▶ RECORDS SHOWN

▽

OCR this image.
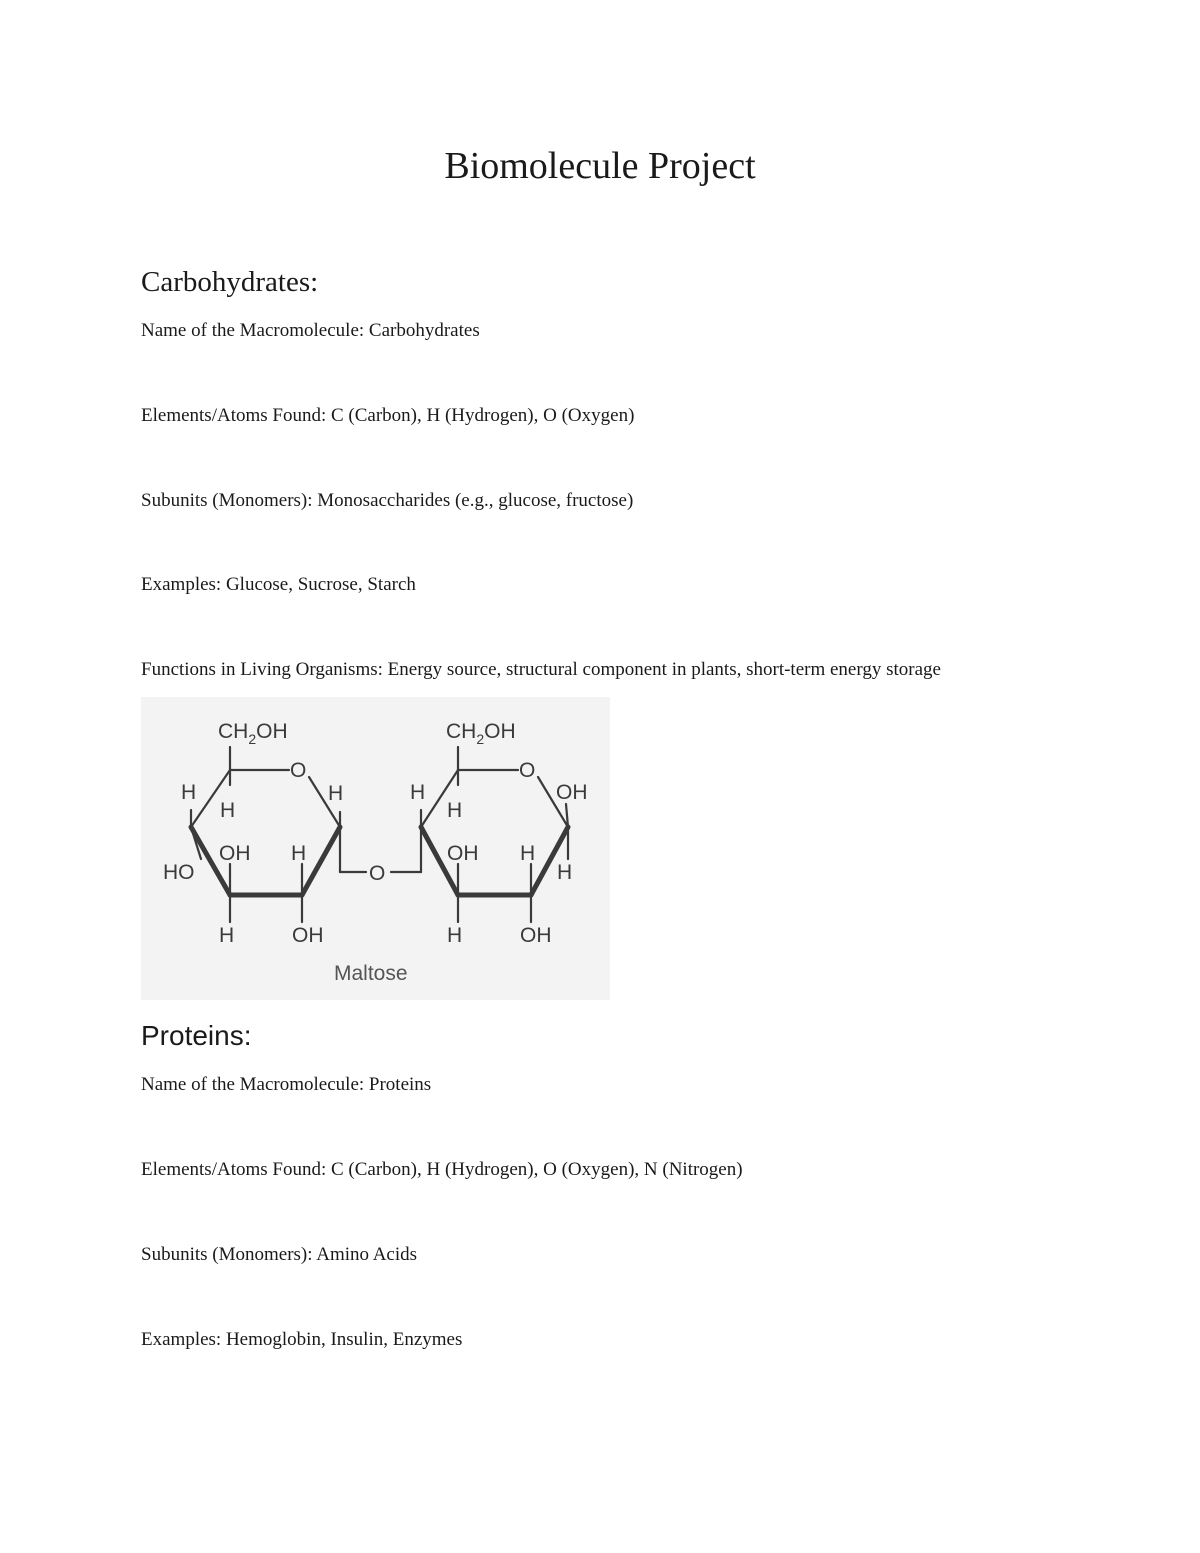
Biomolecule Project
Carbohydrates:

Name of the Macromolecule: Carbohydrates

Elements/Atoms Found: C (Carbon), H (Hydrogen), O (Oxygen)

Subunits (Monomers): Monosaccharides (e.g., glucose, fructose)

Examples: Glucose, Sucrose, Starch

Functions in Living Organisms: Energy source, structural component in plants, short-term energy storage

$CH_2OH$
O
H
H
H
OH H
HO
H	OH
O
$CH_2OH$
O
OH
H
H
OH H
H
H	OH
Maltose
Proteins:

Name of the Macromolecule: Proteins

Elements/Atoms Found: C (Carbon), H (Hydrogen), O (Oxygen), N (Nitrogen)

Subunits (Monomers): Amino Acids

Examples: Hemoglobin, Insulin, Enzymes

△
▽

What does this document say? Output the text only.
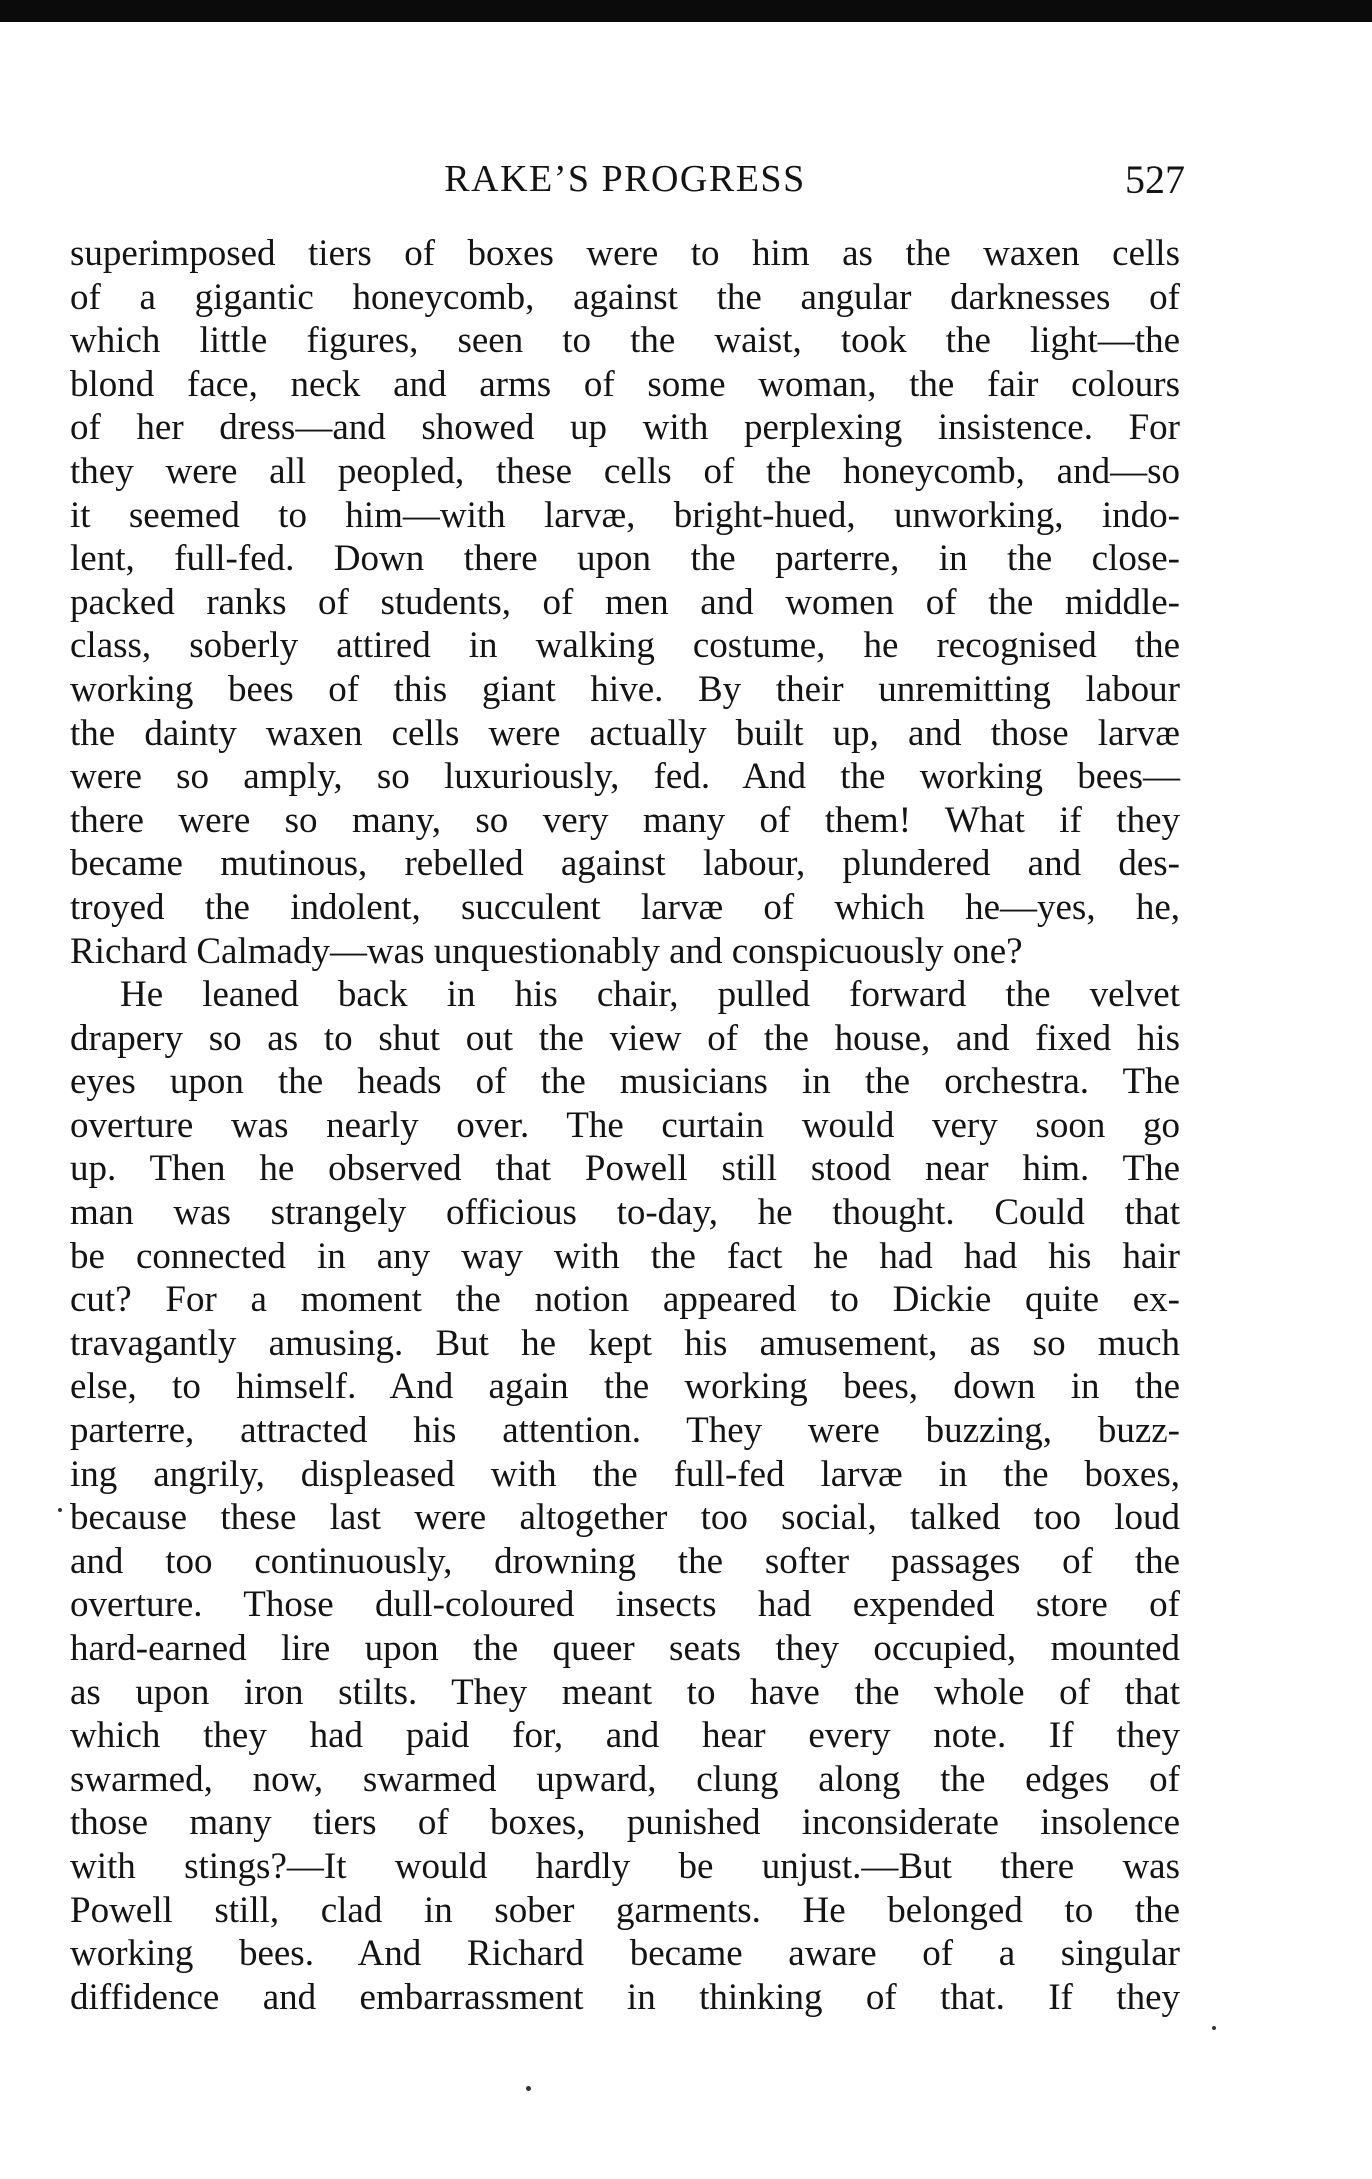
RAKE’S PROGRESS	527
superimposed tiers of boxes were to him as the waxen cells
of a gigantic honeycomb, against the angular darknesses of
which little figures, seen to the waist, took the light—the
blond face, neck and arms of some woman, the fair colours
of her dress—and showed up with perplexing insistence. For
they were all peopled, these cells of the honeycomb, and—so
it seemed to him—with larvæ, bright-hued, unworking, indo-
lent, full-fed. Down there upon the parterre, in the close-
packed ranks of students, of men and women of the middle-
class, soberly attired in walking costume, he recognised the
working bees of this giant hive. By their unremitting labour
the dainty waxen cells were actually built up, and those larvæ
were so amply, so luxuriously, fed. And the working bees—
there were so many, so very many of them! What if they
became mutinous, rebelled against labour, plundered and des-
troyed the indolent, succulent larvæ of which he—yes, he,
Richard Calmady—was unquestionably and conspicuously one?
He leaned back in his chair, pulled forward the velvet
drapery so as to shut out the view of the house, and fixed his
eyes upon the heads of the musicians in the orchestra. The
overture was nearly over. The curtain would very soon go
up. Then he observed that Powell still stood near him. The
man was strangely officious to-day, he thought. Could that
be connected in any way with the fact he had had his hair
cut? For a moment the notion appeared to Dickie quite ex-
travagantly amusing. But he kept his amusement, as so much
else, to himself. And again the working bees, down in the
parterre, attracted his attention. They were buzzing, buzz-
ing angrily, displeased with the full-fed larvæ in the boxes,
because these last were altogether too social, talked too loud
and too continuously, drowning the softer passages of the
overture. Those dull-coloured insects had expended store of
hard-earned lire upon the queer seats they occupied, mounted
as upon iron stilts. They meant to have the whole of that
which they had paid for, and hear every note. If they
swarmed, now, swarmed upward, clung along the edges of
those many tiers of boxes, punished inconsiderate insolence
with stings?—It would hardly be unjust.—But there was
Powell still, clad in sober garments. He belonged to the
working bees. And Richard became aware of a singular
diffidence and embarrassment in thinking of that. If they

△

▶ EXERCISE
Show me every line in the data above that includes "overture".

▶ FINISHED TASK
overture was nearly over. The curtain would very soon go
overture. Those dull-coloured insects had expended store of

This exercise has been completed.